Dataset rows:

(begin)

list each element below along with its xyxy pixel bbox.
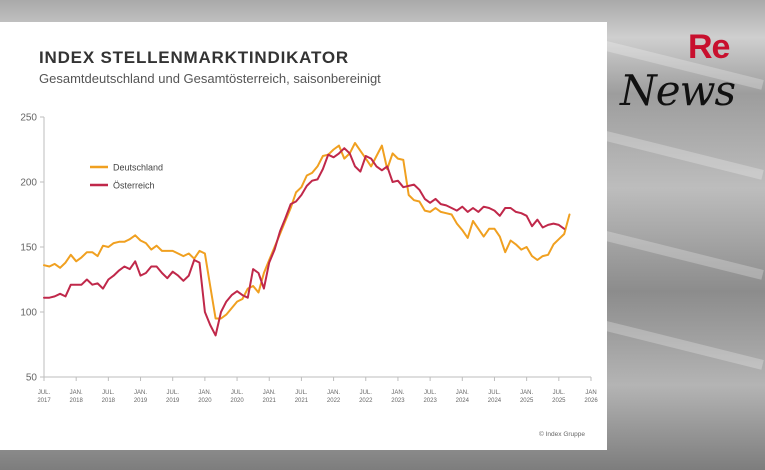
x-tick-label-month: JAN [585, 390, 596, 396]
x-tick-label-month: JAN. [134, 390, 147, 396]
background-strip [601, 230, 764, 280]
x-tick-label-month: JUL. [295, 390, 308, 396]
chart-subtitle: Gesamtdeutschland und Gesamtösterreich, … [39, 71, 381, 86]
x-tick-label-year: 2022 [359, 398, 373, 404]
series-line-deutschland [43, 142, 571, 320]
x-tick-label-month: JUL. [102, 390, 115, 396]
x-tick-label-month: JAN. [263, 390, 276, 396]
x-tick-label-month: JUL. [38, 390, 51, 396]
x-tick-label-year: 2017 [37, 398, 51, 404]
x-tick-label-month: JUL. [231, 390, 244, 396]
legend-label: Deutschland [113, 163, 163, 173]
source-note: © Index Gruppe [539, 431, 585, 438]
x-tick-label-month: JAN. [520, 390, 533, 396]
x-tick-label-year: 2019 [166, 398, 180, 404]
x-tick-label-year: 2022 [327, 398, 341, 404]
x-tick-label-year: 2023 [391, 398, 405, 404]
x-tick-label-year: 2021 [295, 398, 309, 404]
x-tick-label-year: 2018 [102, 398, 116, 404]
x-tick-label-year: 2019 [134, 398, 148, 404]
x-tick-label-year: 2026 [584, 398, 598, 404]
x-tick-label-year: 2025 [552, 398, 566, 404]
logo-news: News [620, 66, 736, 115]
y-tick-label: 250 [20, 113, 37, 124]
x-tick-label-month: JAN. [456, 390, 469, 396]
background-strip [601, 320, 764, 370]
x-tick-label-month: JUL. [167, 390, 180, 396]
series-line-oesterreich [43, 147, 566, 337]
y-tick-label: 200 [20, 178, 37, 189]
x-tick-label-month: JAN. [198, 390, 211, 396]
y-tick-label: 100 [20, 308, 37, 319]
logo-re: Re [688, 28, 730, 66]
x-tick-label-year: 2021 [263, 398, 277, 404]
x-tick-label-year: 2024 [488, 398, 502, 404]
y-tick-label: 50 [26, 373, 38, 384]
y-tick-label: 150 [20, 243, 37, 254]
legend-label: Österreich [113, 181, 155, 191]
chart-card: INDEX STELLENMARKTINDIKATOR Gesamtdeutsc… [0, 22, 607, 450]
renews-logo[interactable]: Re News [620, 28, 750, 118]
x-tick-label-year: 2018 [69, 398, 83, 404]
x-tick-label-month: JAN. [70, 390, 83, 396]
x-tick-label-year: 2025 [520, 398, 534, 404]
x-tick-label-year: 2023 [423, 398, 437, 404]
x-tick-label-month: JUL. [553, 390, 566, 396]
background-strip [601, 130, 764, 180]
chart-title: INDEX STELLENMARKTINDIKATOR [39, 48, 349, 67]
x-tick-label-year: 2020 [230, 398, 244, 404]
x-tick-label-month: JAN. [391, 390, 404, 396]
x-tick-label-month: JUL. [424, 390, 437, 396]
x-tick-label-month: JUL. [360, 390, 373, 396]
line-chart: 50 100 150 200 250 JUL. 2017 JAN. 2018 JUL. 2018 J… [20, 113, 598, 405]
x-tick-label-month: JUL. [488, 390, 501, 396]
x-tick-label-month: JAN. [327, 390, 340, 396]
x-tick-label-year: 2020 [198, 398, 212, 404]
x-tick-label-year: 2024 [456, 398, 470, 404]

(end)

### Problem description
Turn every line of the material above into a JSON list of strings, with one string per line and no blank lines. Leave the pictures out.

### Answer for the task
[
  "list each element below along with its xyxy pixel bbox.",
  "x-tick-label-month: JAN [585, 390, 596, 396]",
  "x-tick-label-month: JAN. [134, 390, 147, 396]",
  "background-strip [601, 230, 764, 280]",
  "x-tick-label-month: JUL. [295, 390, 308, 396]",
  "chart-subtitle: Gesamtdeutschland und Gesamtösterreich, … [39, 71, 381, 86]",
  "x-tick-label-year: 2022 [359, 398, 373, 404]",
  "series-line-deutschland [43, 142, 571, 320]",
  "x-tick-label-month: JUL. [102, 390, 115, 396]",
  "x-tick-label-month: JAN. [263, 390, 276, 396]",
  "x-tick-label-month: JUL. [38, 390, 51, 396]",
  "x-tick-label-year: 2017 [37, 398, 51, 404]",
  "x-tick-label-month: JUL. [231, 390, 244, 396]",
  "legend-label: Deutschland [113, 163, 163, 173]",
  "source-note: © Index Gruppe [539, 431, 585, 438]",
  "x-tick-label-month: JAN. [520, 390, 533, 396]",
  "x-tick-label-year: 2019 [166, 398, 180, 404]",
  "x-tick-label-year: 2022 [327, 398, 341, 404]",
  "x-tick-label-year: 2023 [391, 398, 405, 404]",
  "x-tick-label-year: 2021 [295, 398, 309, 404]",
  "x-tick-label-year: 2018 [102, 398, 116, 404]",
  "x-tick-label-year: 2019 [134, 398, 148, 404]",
  "x-tick-label-year: 2026 [584, 398, 598, 404]",
  "x-tick-label-year: 2025 [552, 398, 566, 404]",
  "logo-news: News [620, 66, 736, 115]",
  "y-tick-label: 250 [20, 113, 37, 124]",
  "x-tick-label-month: JAN. [456, 390, 469, 396]",
  "background-strip [601, 320, 764, 370]",
  "x-tick-label-month: JUL. [167, 390, 180, 396]",
  "series-line-oesterreich [43, 147, 566, 337]",
  "y-tick-label: 200 [20, 178, 37, 189]",
  "x-tick-label-month: JAN. [198, 390, 211, 396]",
  "y-tick-label: 100 [20, 308, 37, 319]",
  "logo-re: Re [688, 28, 730, 66]",
  "x-tick-label-year: 2021 [263, 398, 277, 404]",
  "x-tick-label-year: 2024 [488, 398, 502, 404]",
  "y-tick-label: 50 [26, 373, 38, 384]",
  "y-tick-label: 150 [20, 243, 37, 254]",
  "legend-label: Österreich [113, 181, 155, 191]",
  "chart-card: INDEX STELLENMARKTINDIKATOR Gesamtdeutsc… [0, 22, 607, 450]",
  "renews-logo[interactable]: Re News [620, 28, 750, 118]",
  "x-tick-label-year: 2018 [69, 398, 83, 404]",
  "x-tick-label-month: JAN. [70, 390, 83, 396]",
  "x-tick-label-year: 2025 [520, 398, 534, 404]",
  "x-tick-label-year: 2023 [423, 398, 437, 404]",
  "x-tick-label-month: JUL. [553, 390, 566, 396]",
  "background-strip [601, 130, 764, 180]",
  "chart-title: INDEX STELLENMARKTINDIKATOR [39, 48, 349, 67]",
  "x-tick-label-year: 2020 [230, 398, 244, 404]",
  "x-tick-label-month: JAN. [391, 390, 404, 396]",
  "x-tick-label-month: JUL. [424, 390, 437, 396]",
  "x-tick-label-month: JUL. [360, 390, 373, 396]",
  "line-chart: 50 100 150 200 250 JUL. 2017 JAN. 2018 JUL. 2018 J… [20, 113, 598, 405]",
  "x-tick-label-month: JUL. [488, 390, 501, 396]",
  "x-tick-label-month: JAN. [327, 390, 340, 396]",
  "x-tick-label-year: 2020 [198, 398, 212, 404]",
  "x-tick-label-year: 2024 [456, 398, 470, 404]"
]